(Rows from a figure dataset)
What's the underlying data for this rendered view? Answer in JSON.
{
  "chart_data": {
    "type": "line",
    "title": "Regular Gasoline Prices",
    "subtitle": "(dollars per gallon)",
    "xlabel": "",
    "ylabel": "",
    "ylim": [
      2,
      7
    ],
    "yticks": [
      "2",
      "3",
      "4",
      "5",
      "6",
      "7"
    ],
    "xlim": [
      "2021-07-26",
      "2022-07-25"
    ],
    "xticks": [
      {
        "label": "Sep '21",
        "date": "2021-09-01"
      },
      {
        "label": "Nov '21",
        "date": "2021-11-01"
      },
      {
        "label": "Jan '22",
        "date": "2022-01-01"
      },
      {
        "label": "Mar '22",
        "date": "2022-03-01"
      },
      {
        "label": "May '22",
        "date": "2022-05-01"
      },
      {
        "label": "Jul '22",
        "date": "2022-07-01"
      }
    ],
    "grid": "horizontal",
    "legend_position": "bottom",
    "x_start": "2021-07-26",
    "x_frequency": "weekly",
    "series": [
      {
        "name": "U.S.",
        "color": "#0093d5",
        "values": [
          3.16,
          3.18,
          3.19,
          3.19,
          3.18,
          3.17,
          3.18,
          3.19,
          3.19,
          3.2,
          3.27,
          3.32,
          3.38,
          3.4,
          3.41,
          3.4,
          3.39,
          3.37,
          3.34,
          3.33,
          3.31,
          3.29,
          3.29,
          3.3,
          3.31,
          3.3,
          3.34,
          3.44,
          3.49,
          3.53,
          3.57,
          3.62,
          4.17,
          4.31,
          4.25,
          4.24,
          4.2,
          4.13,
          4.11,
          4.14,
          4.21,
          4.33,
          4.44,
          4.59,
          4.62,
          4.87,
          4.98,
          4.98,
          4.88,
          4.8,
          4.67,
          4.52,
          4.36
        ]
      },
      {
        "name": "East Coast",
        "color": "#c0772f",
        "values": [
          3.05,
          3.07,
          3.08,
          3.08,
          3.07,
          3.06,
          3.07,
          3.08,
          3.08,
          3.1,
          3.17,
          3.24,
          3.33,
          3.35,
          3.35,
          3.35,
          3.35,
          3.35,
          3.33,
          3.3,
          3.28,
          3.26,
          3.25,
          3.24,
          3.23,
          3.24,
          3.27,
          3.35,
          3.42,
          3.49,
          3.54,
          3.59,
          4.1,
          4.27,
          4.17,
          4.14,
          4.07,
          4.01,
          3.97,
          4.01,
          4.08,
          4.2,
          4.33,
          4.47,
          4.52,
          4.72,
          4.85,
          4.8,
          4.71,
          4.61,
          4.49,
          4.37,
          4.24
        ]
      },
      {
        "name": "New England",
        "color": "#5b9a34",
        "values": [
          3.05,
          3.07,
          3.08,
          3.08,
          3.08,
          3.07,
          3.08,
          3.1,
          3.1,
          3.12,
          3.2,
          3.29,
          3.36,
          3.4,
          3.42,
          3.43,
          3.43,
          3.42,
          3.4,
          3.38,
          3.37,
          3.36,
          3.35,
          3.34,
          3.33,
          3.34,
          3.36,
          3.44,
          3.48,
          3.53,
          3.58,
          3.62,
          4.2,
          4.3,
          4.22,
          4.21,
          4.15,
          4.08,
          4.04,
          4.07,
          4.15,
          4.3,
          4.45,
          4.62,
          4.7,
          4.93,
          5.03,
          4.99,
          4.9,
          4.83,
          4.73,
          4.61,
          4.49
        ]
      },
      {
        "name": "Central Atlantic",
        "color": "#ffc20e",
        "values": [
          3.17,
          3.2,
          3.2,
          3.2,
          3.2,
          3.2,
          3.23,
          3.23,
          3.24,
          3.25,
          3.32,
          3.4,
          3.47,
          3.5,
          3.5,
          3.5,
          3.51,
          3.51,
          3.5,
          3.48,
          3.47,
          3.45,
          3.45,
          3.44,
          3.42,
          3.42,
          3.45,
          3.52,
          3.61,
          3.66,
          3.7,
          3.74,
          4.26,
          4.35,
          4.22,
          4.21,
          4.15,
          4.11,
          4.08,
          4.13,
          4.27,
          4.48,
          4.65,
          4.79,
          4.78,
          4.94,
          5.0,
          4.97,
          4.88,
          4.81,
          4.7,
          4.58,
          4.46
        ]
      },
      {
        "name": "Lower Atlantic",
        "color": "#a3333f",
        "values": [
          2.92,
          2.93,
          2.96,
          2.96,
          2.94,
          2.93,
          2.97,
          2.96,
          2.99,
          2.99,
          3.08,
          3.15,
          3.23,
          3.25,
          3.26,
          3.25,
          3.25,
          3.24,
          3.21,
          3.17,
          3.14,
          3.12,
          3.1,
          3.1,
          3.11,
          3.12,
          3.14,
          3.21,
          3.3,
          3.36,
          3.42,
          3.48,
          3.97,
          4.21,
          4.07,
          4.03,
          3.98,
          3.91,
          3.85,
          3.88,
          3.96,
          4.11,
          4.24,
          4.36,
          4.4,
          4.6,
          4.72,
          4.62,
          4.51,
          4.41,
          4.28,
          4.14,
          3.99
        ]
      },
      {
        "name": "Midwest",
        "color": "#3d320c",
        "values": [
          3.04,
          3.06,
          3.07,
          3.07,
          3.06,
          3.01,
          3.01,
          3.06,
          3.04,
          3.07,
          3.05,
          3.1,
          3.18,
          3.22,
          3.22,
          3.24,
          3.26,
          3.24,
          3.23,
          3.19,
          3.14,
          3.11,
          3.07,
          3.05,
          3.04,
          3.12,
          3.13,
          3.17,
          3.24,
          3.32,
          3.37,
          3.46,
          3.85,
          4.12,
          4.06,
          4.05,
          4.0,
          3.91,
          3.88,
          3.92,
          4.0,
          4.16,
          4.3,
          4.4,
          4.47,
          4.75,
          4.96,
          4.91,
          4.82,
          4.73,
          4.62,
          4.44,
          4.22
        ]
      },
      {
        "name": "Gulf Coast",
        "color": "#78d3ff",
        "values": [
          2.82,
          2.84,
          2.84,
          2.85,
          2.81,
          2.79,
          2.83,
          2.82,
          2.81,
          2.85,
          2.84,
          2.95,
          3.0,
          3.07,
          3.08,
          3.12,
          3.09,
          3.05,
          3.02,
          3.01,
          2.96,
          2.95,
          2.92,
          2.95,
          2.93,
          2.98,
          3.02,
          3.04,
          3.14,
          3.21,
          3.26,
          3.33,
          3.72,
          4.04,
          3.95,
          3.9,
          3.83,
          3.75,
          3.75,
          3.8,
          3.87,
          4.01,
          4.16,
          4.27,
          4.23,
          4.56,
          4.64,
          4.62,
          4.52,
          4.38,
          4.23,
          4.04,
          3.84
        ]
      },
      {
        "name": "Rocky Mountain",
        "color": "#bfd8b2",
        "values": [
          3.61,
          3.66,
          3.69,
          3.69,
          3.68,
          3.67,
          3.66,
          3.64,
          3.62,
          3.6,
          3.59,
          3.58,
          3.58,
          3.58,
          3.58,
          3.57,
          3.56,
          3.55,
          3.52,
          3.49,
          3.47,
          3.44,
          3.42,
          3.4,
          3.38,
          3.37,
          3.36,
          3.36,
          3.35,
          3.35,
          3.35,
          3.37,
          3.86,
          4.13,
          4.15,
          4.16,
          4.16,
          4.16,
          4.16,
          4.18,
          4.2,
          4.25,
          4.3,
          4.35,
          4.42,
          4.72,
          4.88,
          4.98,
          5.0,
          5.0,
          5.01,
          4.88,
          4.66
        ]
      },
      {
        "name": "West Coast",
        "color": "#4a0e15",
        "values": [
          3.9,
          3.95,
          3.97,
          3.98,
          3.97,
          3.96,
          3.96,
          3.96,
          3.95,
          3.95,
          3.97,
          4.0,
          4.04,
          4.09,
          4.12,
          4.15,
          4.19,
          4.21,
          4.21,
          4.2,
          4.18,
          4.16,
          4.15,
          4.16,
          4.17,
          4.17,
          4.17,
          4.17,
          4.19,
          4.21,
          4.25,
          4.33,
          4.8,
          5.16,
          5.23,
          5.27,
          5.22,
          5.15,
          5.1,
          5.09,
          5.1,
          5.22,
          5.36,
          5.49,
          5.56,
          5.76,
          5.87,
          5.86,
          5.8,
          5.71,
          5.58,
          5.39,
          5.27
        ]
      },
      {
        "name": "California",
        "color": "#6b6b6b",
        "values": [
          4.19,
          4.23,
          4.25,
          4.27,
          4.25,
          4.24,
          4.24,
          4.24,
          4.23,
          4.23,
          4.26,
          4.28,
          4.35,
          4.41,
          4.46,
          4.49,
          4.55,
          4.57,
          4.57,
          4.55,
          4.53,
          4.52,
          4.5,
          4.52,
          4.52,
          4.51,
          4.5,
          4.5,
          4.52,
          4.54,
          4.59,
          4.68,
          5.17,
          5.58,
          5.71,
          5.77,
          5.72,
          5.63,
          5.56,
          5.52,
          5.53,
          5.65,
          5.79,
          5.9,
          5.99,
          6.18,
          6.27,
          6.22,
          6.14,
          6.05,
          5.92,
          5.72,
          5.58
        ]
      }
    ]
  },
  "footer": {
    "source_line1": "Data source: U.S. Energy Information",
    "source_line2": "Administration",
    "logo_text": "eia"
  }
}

* **Exercise prompt**
Reproduce each line of the entries in which the word "Atlantic" is found.

* **Right answer**
        "name": "Central Atlantic",
        "name": "Lower Atlantic",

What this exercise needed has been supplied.